What you need to do
Whenever "link" occurs in a line of the material, list that line.

═════ Records for processing ═════

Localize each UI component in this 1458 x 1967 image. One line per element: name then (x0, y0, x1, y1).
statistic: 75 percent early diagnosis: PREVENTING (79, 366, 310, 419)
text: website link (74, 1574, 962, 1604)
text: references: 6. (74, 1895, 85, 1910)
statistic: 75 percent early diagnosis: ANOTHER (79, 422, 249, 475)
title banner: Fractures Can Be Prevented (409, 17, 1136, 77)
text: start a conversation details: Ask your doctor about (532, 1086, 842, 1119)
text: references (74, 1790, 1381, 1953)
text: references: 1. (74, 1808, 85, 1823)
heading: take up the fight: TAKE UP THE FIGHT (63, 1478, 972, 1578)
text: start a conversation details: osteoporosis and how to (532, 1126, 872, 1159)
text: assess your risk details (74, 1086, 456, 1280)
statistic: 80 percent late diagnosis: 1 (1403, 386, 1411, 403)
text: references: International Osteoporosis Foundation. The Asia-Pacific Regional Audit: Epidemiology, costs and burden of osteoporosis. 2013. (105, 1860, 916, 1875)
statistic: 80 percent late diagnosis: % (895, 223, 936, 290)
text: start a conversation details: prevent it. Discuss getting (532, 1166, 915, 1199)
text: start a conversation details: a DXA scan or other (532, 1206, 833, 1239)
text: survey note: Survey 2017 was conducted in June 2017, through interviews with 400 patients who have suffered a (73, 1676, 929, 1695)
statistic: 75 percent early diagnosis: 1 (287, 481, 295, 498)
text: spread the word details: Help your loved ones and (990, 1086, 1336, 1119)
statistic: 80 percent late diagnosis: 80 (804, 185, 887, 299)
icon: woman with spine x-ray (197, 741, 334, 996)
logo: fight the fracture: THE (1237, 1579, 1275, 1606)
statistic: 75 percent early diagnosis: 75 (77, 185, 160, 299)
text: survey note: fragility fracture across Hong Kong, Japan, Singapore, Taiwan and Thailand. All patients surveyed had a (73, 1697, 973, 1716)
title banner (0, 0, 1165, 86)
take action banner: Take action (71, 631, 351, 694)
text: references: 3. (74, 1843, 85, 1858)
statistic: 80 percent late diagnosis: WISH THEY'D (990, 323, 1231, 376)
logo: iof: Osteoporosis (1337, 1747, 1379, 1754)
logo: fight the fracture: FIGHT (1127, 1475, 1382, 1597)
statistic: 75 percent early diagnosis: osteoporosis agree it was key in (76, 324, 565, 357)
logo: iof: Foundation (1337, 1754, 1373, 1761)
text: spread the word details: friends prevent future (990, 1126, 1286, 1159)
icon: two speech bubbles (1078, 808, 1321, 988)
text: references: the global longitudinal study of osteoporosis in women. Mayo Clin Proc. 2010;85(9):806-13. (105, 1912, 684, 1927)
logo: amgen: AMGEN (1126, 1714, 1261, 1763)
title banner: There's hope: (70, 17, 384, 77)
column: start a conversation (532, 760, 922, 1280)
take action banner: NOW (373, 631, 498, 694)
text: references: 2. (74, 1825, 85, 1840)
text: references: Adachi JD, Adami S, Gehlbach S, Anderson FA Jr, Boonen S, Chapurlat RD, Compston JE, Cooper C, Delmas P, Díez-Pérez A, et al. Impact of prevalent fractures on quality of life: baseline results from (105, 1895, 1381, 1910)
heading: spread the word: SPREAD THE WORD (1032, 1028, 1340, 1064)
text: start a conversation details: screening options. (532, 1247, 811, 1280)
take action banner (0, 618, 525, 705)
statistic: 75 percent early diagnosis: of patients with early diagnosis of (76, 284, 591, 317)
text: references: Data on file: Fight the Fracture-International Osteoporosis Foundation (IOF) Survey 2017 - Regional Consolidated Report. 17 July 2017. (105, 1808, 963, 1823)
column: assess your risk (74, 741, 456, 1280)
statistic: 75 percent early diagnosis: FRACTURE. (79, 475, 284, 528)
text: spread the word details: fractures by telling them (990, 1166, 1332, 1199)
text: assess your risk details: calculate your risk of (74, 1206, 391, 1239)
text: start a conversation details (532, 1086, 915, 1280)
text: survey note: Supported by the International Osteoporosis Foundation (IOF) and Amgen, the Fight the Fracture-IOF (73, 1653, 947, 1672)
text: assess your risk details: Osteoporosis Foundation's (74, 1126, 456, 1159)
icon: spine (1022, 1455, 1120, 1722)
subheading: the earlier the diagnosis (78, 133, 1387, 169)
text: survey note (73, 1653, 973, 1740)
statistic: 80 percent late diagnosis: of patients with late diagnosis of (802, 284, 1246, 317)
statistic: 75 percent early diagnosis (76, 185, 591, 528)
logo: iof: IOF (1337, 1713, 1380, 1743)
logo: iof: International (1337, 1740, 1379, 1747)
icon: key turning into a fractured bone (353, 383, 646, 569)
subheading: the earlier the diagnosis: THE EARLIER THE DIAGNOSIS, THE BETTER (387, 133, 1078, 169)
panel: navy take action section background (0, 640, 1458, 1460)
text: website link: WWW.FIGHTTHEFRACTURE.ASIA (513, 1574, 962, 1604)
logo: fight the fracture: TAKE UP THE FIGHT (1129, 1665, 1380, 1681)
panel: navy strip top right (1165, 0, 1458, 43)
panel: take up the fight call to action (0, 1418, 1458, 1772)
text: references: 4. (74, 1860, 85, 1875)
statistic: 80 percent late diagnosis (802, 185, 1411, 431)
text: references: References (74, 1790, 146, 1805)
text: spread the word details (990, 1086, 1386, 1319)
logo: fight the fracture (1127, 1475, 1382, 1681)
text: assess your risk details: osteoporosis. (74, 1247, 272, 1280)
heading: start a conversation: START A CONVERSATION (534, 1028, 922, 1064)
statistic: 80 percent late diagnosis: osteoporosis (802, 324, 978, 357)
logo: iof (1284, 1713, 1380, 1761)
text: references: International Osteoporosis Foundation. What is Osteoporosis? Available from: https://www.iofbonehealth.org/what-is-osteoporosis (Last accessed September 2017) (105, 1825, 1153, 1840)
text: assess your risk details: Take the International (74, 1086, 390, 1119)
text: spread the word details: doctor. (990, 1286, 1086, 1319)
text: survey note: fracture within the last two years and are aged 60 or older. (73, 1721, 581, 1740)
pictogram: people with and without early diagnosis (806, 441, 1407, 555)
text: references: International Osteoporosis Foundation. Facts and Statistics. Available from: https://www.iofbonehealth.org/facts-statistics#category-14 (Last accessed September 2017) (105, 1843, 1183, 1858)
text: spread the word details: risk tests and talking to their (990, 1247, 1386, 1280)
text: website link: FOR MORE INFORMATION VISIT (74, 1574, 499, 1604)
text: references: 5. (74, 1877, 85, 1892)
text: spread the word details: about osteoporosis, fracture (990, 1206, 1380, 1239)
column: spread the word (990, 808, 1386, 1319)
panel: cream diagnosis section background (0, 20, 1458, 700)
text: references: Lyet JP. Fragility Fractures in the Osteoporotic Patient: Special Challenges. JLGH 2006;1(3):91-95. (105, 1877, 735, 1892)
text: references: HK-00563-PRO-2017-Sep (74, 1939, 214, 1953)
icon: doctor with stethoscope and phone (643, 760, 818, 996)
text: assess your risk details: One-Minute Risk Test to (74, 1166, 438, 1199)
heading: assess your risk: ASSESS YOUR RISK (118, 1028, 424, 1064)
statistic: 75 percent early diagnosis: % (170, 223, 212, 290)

═════

Reply
text: website link (74, 1574, 962, 1604)
text: website link: WWW.FIGHTTHEFRACTURE.ASIA (513, 1574, 962, 1604)
text: website link: FOR MORE INFORMATION VISIT (74, 1574, 499, 1604)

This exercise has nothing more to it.